§ Dataset rows
────────

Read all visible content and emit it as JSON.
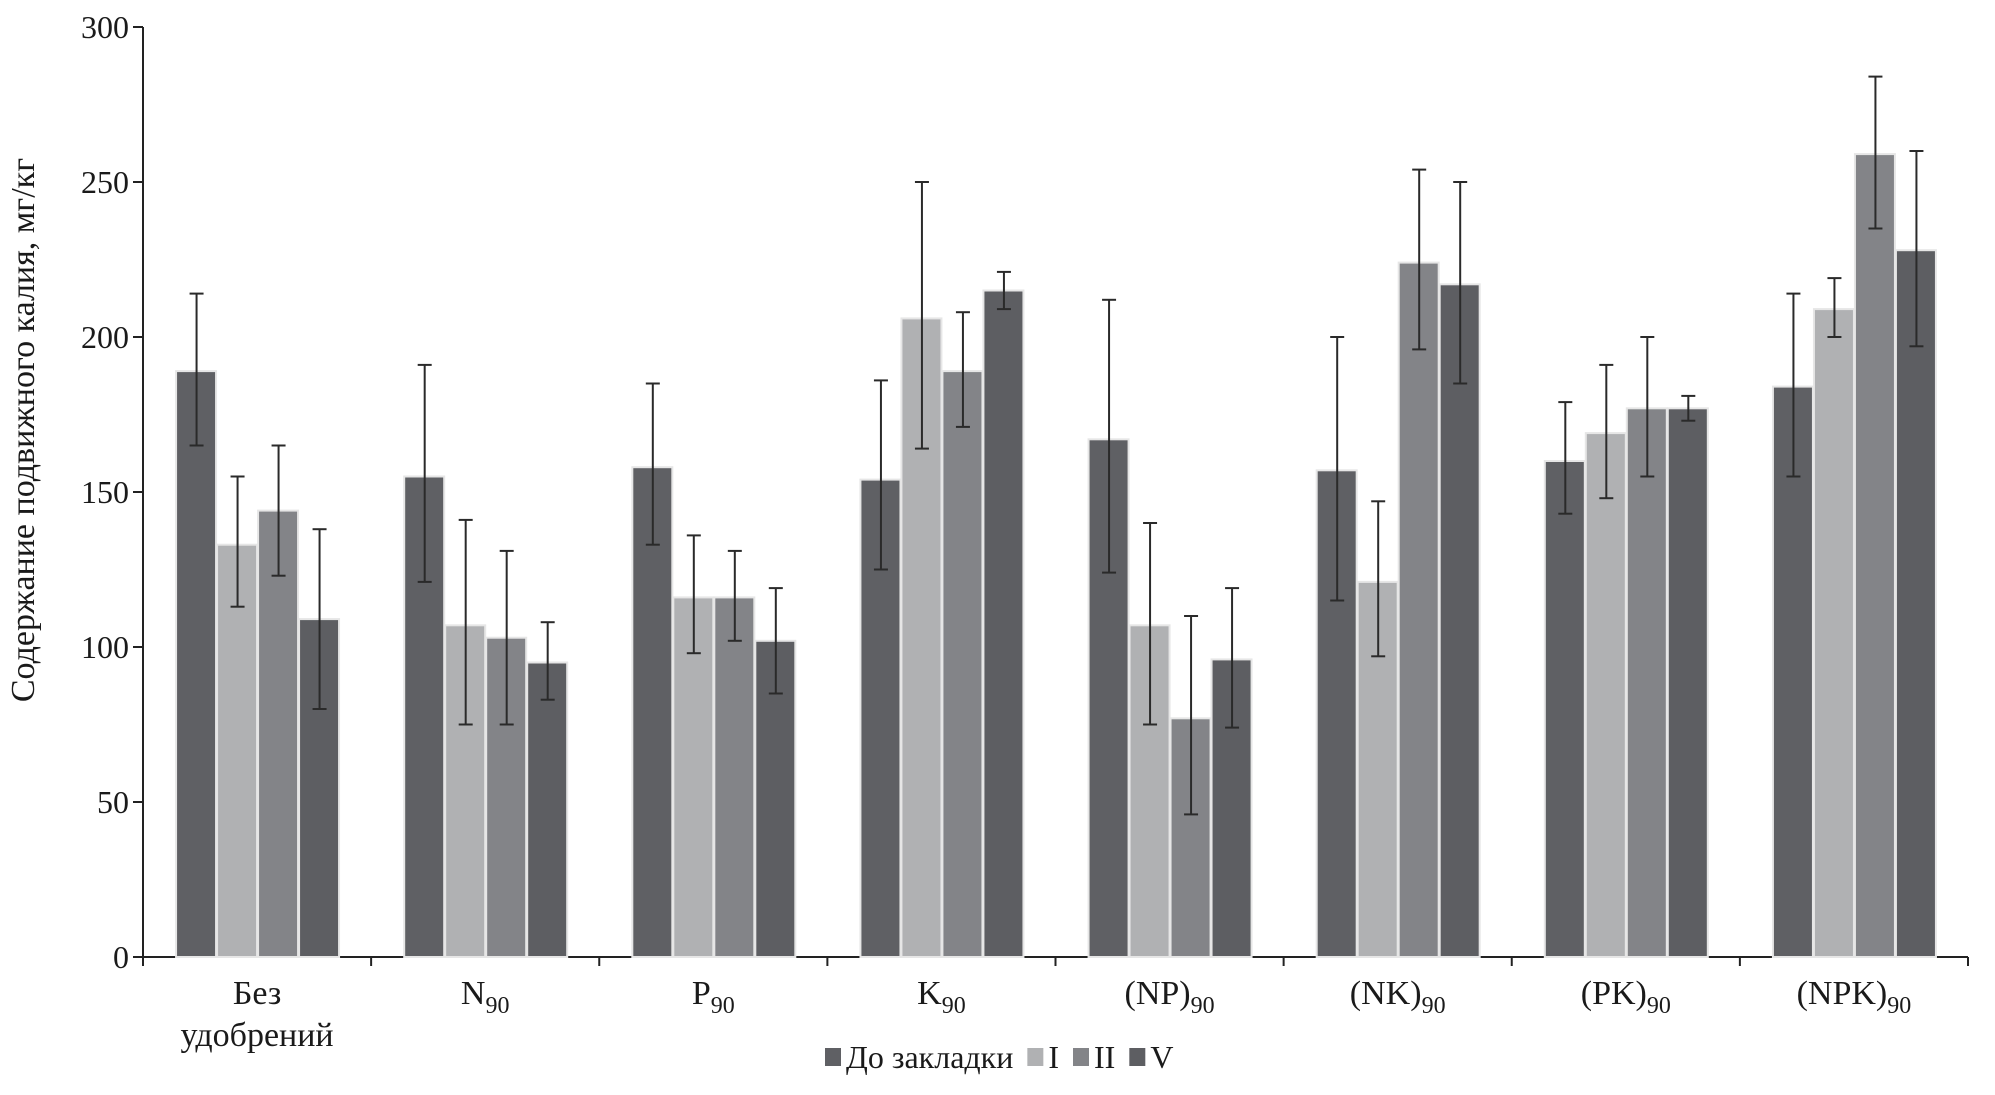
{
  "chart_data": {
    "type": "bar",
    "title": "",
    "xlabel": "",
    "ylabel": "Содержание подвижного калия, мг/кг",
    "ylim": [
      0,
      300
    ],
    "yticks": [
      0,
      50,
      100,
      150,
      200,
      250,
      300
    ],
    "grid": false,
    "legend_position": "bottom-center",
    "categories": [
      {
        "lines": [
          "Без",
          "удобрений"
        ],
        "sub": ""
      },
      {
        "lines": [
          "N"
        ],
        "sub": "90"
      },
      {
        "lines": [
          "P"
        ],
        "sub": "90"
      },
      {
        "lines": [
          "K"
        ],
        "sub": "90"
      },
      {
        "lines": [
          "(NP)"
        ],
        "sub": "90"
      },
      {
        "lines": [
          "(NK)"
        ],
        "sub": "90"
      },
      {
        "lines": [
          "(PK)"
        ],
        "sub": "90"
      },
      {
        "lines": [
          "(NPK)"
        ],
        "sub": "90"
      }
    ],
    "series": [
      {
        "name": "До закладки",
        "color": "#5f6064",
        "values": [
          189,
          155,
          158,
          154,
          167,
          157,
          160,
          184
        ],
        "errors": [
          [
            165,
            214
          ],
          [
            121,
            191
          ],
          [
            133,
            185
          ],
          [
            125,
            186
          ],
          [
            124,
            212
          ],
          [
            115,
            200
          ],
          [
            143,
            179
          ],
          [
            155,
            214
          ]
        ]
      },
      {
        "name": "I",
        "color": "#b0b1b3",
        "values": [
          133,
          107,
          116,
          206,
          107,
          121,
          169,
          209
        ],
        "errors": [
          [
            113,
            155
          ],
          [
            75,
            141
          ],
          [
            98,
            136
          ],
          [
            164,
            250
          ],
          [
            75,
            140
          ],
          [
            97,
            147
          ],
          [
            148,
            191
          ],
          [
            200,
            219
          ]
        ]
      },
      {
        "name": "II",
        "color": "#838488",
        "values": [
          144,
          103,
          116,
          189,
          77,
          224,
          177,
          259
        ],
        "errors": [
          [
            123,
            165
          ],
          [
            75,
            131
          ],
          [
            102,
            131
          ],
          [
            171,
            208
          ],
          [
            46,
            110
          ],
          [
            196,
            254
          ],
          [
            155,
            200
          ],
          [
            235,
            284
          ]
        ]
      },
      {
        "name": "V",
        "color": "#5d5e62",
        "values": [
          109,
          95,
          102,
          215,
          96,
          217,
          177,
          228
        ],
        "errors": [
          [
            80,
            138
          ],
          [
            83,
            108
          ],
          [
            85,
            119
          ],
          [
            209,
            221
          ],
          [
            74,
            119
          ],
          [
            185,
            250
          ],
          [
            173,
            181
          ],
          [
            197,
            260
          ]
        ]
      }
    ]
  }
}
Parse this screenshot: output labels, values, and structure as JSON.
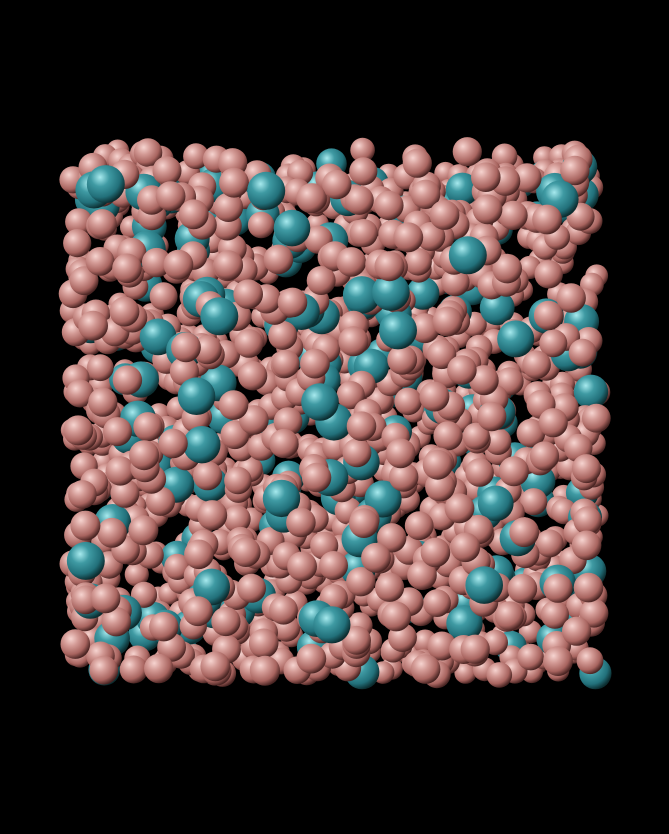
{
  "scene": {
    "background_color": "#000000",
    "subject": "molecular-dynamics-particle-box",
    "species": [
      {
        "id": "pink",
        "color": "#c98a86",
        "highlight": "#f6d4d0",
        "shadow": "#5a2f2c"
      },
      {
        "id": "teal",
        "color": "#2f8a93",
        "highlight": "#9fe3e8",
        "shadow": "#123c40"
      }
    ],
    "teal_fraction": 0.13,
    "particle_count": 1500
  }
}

────────

§ Written task
Everything from the line containing "Parse this screenshot: output" through the last line of the entries must be repeated verbatim, except pictures.

§ Full answer
Parse this screenshot: output labels, values, and structure as JSON.
{
  "scene": {
    "background_color": "#000000",
    "subject": "molecular-dynamics-particle-box",
    "species": [
      {
        "id": "pink",
        "color": "#c98a86",
        "highlight": "#f6d4d0",
        "shadow": "#5a2f2c"
      },
      {
        "id": "teal",
        "color": "#2f8a93",
        "highlight": "#9fe3e8",
        "shadow": "#123c40"
      }
    ],
    "teal_fraction": 0.13,
    "particle_count": 1500
  }
}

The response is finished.